- Data records:
────────────────────────────────────────
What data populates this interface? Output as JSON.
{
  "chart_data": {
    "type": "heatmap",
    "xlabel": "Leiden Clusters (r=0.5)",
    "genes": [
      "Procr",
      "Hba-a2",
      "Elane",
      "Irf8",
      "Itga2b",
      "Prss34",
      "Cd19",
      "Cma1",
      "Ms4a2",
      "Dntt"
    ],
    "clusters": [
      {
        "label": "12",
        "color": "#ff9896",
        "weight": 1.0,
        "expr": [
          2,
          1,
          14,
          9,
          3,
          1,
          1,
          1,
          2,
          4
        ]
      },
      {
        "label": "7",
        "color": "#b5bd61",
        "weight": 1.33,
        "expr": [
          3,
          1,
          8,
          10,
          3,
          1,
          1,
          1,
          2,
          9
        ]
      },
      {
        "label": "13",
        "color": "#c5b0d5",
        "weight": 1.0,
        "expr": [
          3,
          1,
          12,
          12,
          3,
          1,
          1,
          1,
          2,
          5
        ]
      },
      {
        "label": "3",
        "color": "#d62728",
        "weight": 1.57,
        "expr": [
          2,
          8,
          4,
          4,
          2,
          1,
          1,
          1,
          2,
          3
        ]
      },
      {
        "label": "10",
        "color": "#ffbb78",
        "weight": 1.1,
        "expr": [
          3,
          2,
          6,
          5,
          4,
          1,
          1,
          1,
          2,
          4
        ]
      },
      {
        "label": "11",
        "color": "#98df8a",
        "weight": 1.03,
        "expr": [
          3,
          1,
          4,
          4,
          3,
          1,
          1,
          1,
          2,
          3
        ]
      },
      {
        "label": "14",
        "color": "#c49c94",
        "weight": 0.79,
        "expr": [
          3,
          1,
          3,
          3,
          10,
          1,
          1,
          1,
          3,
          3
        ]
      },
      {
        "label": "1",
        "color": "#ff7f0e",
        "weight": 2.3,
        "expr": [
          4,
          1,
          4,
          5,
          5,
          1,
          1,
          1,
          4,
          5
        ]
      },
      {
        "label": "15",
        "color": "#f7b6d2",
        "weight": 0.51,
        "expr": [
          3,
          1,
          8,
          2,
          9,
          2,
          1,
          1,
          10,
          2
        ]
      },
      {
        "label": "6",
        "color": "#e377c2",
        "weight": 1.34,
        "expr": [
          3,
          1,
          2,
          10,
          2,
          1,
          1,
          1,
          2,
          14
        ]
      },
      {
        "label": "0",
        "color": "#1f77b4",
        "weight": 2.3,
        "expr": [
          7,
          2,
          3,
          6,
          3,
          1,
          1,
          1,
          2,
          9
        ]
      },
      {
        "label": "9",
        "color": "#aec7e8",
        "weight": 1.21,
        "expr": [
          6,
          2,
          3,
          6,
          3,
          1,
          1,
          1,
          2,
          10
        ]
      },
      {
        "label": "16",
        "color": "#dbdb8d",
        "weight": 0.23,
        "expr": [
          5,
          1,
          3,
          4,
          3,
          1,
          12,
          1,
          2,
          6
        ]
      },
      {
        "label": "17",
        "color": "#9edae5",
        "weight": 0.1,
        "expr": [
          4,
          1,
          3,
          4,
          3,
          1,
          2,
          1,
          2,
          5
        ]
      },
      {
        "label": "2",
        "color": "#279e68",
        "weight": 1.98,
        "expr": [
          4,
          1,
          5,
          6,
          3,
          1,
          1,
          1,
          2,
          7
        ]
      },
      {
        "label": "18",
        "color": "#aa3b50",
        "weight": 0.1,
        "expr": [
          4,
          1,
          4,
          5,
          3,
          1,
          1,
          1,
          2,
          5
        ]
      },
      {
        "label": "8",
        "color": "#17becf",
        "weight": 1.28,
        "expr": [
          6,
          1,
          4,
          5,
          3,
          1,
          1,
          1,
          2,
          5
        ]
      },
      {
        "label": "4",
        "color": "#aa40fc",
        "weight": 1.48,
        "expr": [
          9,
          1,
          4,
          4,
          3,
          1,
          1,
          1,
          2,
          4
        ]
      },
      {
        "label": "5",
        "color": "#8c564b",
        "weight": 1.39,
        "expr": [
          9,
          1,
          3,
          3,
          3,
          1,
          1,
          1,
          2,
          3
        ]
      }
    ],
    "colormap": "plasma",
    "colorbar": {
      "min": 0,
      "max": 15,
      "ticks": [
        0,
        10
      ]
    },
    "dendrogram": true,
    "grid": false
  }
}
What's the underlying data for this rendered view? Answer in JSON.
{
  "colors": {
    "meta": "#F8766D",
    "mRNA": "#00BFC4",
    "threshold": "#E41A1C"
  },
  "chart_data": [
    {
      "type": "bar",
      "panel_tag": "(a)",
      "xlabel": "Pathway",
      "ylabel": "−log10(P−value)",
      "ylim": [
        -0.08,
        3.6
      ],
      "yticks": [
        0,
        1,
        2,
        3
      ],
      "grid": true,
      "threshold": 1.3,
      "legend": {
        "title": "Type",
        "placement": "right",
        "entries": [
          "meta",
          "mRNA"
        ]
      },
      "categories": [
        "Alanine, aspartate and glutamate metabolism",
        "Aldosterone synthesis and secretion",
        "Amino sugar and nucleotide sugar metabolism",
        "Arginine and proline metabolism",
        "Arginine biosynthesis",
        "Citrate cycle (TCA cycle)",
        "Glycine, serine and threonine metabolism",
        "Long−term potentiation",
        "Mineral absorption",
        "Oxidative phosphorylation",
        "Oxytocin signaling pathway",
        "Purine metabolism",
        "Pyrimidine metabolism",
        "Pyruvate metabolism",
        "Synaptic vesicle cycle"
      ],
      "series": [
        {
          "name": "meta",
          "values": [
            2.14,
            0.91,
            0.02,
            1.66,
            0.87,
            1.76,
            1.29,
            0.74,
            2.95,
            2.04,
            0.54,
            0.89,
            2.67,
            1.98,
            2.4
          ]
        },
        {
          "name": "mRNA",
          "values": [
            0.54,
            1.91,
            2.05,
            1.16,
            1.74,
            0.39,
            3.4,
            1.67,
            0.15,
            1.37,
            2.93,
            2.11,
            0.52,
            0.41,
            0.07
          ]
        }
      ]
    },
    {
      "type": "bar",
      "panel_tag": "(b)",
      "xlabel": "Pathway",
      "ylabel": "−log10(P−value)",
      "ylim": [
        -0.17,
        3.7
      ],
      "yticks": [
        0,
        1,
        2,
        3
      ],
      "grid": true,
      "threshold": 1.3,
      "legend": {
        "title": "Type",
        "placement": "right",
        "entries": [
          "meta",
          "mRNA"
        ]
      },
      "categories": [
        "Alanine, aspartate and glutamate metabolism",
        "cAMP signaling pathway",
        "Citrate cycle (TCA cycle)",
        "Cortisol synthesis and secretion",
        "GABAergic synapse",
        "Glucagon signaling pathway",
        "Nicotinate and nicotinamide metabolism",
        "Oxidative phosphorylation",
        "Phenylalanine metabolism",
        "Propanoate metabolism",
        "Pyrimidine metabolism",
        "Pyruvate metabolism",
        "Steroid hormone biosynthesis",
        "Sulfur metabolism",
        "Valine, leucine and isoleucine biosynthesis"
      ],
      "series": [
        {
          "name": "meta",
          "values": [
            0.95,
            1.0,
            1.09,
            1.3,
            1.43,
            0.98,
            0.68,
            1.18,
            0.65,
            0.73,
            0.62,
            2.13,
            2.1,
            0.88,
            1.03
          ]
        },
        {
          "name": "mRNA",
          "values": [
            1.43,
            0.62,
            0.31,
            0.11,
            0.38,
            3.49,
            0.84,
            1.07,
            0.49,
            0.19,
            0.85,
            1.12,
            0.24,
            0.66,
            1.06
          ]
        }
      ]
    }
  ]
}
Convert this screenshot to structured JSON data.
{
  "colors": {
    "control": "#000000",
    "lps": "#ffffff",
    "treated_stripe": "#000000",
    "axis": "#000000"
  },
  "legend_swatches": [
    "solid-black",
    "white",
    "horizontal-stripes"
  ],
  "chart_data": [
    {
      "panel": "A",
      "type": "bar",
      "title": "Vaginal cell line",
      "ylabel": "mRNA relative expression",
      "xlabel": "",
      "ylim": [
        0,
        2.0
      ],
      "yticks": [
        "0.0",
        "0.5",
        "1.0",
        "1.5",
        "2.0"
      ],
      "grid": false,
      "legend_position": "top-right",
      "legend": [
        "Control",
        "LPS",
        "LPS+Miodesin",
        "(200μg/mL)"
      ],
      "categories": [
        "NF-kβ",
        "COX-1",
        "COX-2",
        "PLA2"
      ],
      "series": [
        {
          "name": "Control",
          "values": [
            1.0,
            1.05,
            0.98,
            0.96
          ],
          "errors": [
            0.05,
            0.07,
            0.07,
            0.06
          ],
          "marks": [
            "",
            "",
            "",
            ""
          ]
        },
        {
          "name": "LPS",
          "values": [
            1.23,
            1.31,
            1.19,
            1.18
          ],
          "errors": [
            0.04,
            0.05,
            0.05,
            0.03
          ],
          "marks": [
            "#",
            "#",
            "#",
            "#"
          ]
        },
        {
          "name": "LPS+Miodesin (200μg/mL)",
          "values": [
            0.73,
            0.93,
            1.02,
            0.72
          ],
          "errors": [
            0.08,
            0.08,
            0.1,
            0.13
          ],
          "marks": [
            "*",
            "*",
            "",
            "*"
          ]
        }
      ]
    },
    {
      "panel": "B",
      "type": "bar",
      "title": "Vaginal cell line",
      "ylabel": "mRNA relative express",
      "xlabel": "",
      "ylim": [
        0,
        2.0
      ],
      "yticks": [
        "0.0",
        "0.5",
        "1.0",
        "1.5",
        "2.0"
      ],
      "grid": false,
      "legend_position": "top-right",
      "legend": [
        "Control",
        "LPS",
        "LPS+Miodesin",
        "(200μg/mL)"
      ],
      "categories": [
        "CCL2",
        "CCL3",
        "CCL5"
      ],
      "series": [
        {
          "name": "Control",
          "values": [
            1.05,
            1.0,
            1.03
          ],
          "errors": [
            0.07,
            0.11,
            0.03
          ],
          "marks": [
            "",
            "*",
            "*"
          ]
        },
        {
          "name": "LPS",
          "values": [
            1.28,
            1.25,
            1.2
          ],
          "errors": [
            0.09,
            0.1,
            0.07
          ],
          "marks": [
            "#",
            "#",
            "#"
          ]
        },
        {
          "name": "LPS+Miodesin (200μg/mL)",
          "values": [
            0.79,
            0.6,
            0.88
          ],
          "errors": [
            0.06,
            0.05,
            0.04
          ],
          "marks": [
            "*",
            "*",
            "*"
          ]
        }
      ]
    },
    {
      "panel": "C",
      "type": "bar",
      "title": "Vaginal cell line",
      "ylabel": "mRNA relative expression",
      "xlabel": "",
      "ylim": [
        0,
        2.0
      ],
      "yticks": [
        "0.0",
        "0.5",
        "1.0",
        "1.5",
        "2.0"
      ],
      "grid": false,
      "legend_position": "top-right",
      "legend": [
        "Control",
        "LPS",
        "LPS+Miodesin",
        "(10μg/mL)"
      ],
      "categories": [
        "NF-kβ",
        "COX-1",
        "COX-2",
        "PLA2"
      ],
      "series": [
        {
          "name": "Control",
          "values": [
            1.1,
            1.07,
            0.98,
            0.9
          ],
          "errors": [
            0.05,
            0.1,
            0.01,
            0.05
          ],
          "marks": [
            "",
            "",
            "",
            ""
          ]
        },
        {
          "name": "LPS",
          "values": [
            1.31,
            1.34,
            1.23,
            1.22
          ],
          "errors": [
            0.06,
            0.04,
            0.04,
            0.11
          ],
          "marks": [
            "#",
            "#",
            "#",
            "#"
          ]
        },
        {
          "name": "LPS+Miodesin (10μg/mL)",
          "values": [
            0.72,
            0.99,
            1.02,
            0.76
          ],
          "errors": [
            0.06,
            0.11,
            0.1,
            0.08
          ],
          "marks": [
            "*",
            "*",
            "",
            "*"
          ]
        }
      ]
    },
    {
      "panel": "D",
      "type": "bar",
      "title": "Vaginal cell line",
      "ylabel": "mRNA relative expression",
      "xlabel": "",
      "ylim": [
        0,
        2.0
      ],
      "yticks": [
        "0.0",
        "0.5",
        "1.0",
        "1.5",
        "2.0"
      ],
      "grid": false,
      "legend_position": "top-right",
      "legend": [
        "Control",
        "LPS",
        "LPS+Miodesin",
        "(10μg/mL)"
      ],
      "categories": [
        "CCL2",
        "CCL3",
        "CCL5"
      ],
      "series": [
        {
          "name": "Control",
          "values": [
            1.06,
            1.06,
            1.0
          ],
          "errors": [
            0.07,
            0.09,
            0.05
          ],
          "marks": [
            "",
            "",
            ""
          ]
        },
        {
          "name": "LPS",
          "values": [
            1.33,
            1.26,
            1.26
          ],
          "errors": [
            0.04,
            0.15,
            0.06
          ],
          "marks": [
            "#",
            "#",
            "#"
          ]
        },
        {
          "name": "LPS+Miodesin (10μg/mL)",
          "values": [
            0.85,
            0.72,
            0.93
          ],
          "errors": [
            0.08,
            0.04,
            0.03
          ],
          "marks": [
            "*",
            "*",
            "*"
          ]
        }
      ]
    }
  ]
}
────────────────────────────────────────
- What you need to do: Going through the material, how many lines contain the word "biosynthesis"? Please give only the number.

- Reply to the exercise: 3